* begin Records provided *

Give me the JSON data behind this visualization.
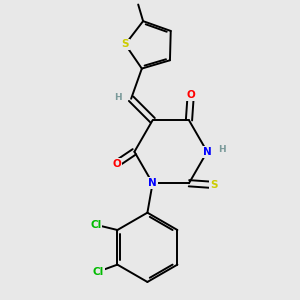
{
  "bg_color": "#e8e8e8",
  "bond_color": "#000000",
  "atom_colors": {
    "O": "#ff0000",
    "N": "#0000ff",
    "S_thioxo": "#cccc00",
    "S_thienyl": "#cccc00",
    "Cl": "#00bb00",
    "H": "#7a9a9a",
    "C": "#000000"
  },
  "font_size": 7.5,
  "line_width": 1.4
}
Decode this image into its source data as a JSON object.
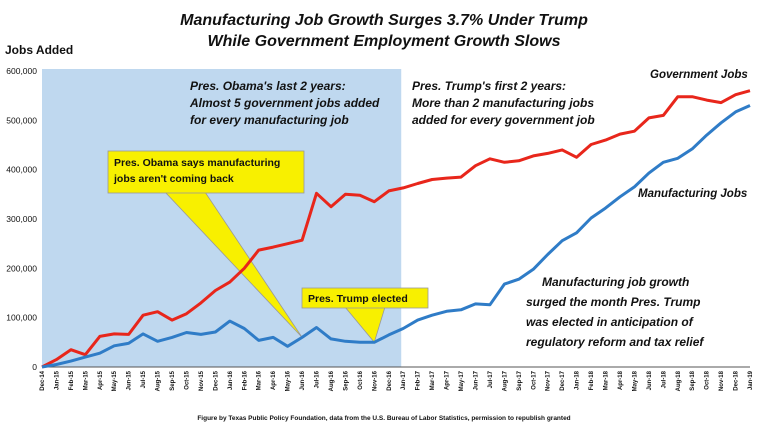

* end Records provided *
* begin Records provided *

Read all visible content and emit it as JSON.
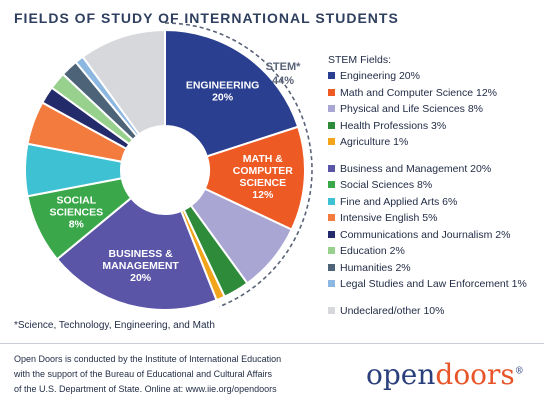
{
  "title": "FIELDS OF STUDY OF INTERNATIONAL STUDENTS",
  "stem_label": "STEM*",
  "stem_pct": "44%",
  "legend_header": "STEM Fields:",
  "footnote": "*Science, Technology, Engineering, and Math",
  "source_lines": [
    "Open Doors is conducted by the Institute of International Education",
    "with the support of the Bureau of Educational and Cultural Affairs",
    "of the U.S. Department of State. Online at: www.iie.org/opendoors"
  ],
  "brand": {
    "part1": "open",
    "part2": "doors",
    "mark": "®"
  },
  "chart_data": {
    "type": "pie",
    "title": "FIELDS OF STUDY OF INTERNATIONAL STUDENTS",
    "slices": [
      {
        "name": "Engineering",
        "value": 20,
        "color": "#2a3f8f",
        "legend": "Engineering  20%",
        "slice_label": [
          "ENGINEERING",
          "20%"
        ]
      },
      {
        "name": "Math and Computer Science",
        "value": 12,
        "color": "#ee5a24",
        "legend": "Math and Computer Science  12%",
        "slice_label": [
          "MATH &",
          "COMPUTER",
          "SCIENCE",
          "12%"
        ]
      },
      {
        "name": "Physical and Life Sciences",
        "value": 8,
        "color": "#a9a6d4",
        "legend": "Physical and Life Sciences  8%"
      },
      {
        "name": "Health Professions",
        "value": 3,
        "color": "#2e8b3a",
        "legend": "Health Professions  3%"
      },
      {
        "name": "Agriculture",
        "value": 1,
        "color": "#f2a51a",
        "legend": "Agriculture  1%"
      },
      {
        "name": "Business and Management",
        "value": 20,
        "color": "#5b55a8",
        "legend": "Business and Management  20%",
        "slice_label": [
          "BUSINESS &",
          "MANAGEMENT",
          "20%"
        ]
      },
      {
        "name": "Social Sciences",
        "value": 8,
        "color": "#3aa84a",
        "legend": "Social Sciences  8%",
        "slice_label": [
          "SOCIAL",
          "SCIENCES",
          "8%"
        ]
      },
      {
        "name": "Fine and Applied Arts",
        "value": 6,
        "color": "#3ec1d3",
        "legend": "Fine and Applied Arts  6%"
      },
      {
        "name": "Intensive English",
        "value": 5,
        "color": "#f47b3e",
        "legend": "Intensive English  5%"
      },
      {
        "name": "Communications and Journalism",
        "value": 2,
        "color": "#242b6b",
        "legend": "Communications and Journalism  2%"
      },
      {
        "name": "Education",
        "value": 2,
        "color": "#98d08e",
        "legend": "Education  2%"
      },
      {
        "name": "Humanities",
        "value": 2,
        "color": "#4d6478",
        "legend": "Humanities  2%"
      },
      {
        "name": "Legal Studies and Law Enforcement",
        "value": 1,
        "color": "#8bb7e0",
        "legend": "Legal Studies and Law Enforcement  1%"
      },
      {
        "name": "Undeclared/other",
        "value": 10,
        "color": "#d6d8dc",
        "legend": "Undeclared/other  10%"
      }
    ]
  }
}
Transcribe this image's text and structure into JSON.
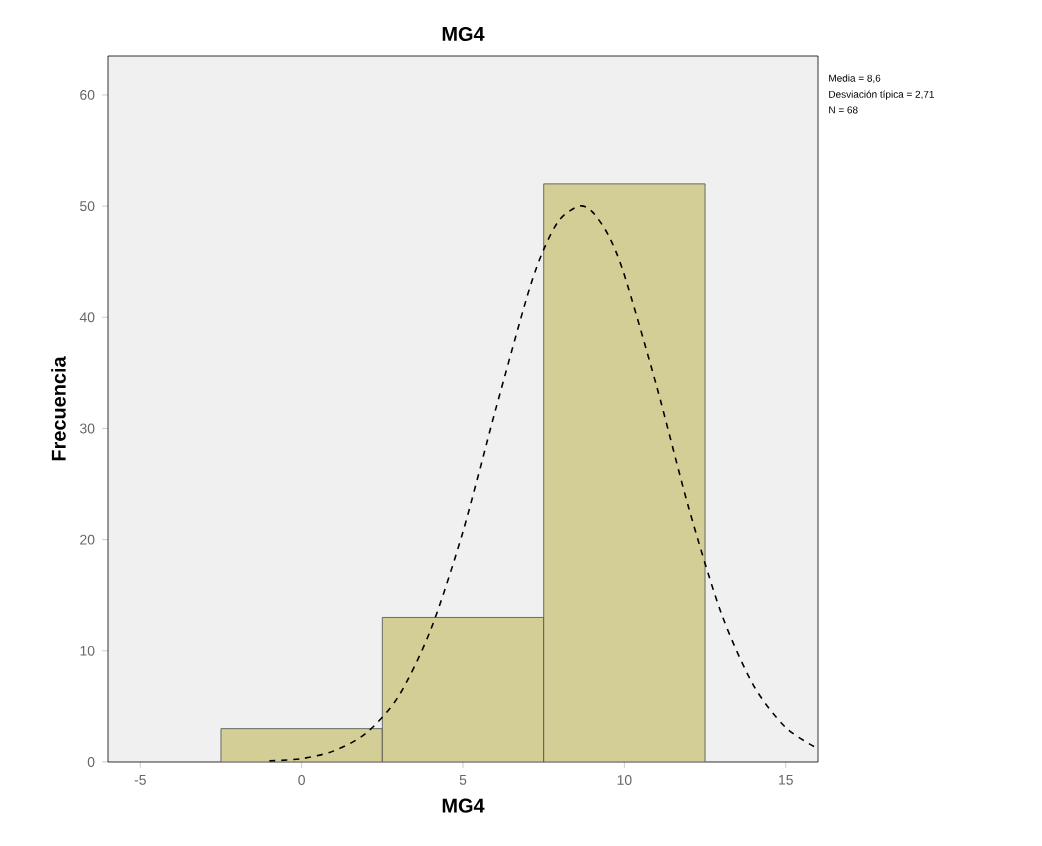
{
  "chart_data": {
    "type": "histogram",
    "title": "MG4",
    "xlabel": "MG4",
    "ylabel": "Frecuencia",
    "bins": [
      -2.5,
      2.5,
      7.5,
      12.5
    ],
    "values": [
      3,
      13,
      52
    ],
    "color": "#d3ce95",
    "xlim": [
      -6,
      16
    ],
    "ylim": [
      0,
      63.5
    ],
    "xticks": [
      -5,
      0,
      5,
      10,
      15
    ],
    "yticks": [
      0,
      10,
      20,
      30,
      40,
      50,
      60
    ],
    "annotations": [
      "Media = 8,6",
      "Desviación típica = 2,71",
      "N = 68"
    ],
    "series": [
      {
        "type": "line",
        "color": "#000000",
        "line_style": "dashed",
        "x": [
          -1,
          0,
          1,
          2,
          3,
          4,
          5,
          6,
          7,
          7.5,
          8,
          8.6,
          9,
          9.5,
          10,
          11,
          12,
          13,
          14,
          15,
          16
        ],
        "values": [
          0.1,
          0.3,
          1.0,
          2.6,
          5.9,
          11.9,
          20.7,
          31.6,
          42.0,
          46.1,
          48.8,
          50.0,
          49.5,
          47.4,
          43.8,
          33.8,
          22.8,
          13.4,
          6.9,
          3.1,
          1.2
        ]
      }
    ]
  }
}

* end Records provided *

Without the pictures, write out exactly the lines from the one that has "Give me the" down to the one that has "Decode this image", both included.

Give me the JSON data behind this visualization.
{
  "bg_color": "#e8e8e8",
  "bond_color": "#000000",
  "atom_colors": {
    "O": "#ff0000",
    "N": "#0000ff",
    "S_thioxo": "#cccc00",
    "S_thienyl": "#cccc00",
    "Cl": "#00bb00",
    "H": "#7a9a9a",
    "C": "#000000"
  },
  "font_size": 7.5,
  "line_width": 1.4
}
Decode this image into its source data as a JSON object.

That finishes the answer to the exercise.